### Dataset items
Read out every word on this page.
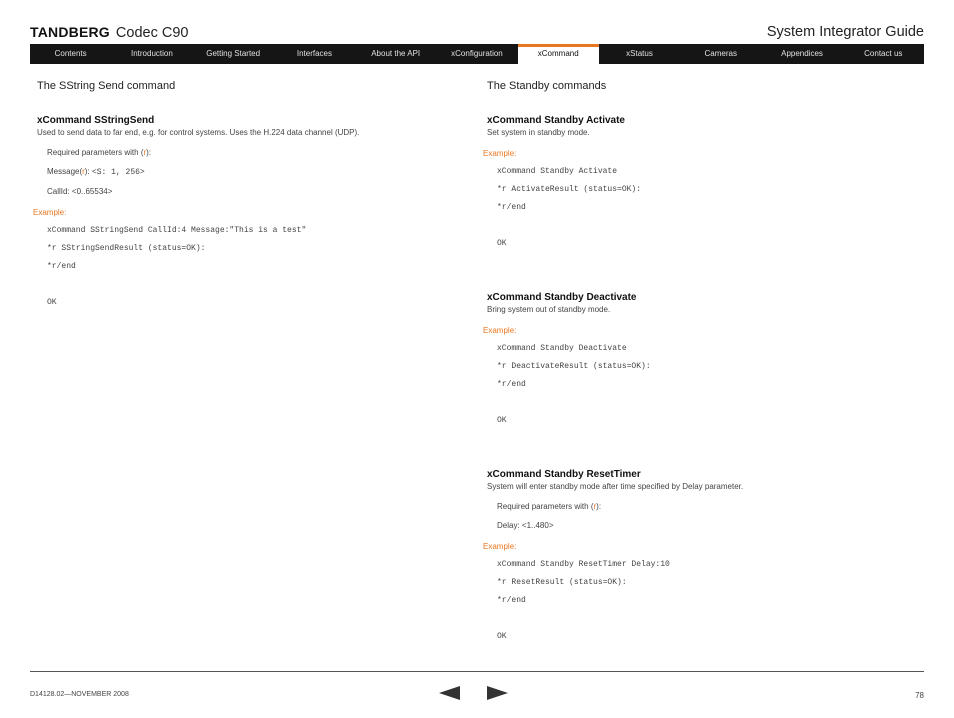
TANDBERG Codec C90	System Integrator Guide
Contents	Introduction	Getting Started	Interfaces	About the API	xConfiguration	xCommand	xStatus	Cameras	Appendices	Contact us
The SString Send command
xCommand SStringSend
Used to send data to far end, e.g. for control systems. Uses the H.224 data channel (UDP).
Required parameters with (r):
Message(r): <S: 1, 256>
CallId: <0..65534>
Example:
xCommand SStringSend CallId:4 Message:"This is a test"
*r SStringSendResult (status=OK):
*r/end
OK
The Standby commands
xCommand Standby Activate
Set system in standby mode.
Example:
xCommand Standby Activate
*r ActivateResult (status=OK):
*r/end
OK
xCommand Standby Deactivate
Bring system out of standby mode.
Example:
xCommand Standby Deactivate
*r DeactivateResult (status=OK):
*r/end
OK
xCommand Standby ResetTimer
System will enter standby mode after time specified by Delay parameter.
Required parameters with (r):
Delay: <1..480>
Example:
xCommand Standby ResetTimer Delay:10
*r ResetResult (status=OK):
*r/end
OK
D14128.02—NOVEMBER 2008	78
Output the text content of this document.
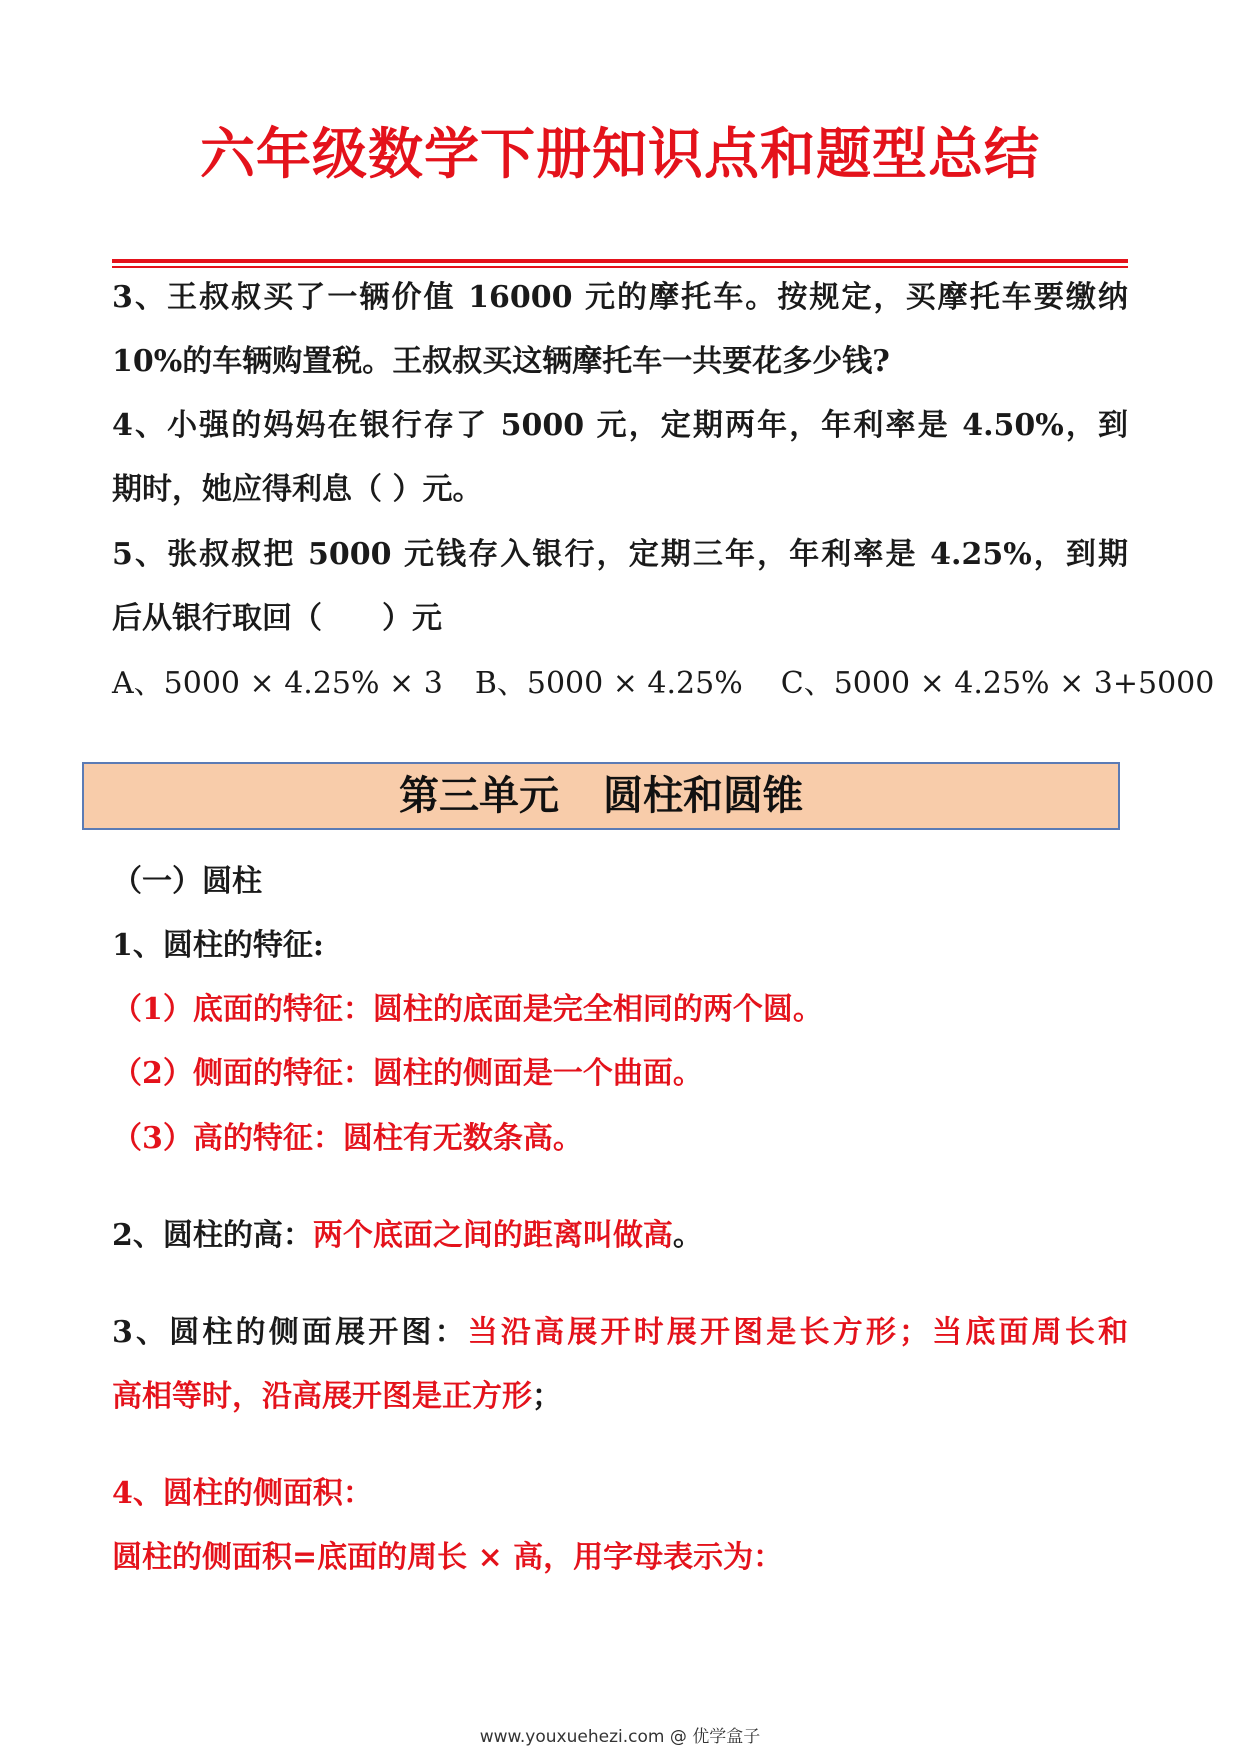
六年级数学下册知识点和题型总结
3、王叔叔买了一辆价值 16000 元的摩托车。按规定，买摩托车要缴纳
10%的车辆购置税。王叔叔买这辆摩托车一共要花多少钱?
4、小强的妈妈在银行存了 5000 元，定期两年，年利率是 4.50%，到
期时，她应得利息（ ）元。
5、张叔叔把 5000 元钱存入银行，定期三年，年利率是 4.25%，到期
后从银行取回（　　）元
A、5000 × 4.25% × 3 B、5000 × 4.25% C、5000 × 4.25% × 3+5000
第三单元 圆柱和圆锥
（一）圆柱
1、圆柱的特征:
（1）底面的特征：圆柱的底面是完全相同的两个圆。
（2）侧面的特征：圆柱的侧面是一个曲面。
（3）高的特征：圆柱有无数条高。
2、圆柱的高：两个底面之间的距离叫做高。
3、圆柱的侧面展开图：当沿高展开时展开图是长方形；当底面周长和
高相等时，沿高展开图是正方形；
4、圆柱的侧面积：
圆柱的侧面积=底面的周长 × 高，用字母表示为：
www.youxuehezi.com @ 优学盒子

### Objective
Reproduce the full material exactly, excluding the pictures.

### Answer to the exercise
Read out every word on this page.
TANDBERG Codec C90	System Integrator Guide
Contents	Introduction	Getting Started	Interfaces	About the API	xConfiguration	xCommand	xStatus	Cameras	Appendices	Contact us
The SString Send command
xCommand SStringSend
Used to send data to far end, e.g. for control systems. Uses the H.224 data channel (UDP).
Required parameters with (r):
Message(r): <S: 1, 256>
CallId: <0..65534>
Example:
xCommand SStringSend CallId:4 Message:"This is a test"
*r SStringSendResult (status=OK):
*r/end
OK
The Standby commands
xCommand Standby Activate
Set system in standby mode.
Example:
xCommand Standby Activate
*r ActivateResult (status=OK):
*r/end
OK
xCommand Standby Deactivate
Bring system out of standby mode.
Example:
xCommand Standby Deactivate
*r DeactivateResult (status=OK):
*r/end
OK
xCommand Standby ResetTimer
System will enter standby mode after time specified by Delay parameter.
Required parameters with (r):
Delay: <1..480>
Example:
xCommand Standby ResetTimer Delay:10
*r ResetResult (status=OK):
*r/end
OK
D14128.02—NOVEMBER 2008	78
Output the text content of this document.
六年级数学下册知识点和题型总结
3、王叔叔买了一辆价值 16000 元的摩托车。按规定，买摩托车要缴纳
10%的车辆购置税。王叔叔买这辆摩托车一共要花多少钱?
4、小强的妈妈在银行存了 5000 元，定期两年，年利率是 4.50%，到
期时，她应得利息（ ）元。
5、张叔叔把 5000 元钱存入银行，定期三年，年利率是 4.25%，到期
后从银行取回（　　）元
A、5000 × 4.25% × 3 B、5000 × 4.25% C、5000 × 4.25% × 3+5000
第三单元 圆柱和圆锥
（一）圆柱
1、圆柱的特征:
（1）底面的特征：圆柱的底面是完全相同的两个圆。
（2）侧面的特征：圆柱的侧面是一个曲面。
（3）高的特征：圆柱有无数条高。
2、圆柱的高：两个底面之间的距离叫做高。
3、圆柱的侧面展开图：当沿高展开时展开图是长方形；当底面周长和
高相等时，沿高展开图是正方形；
4、圆柱的侧面积：
圆柱的侧面积=底面的周长 × 高，用字母表示为：
www.youxuehezi.com @ 优学盒子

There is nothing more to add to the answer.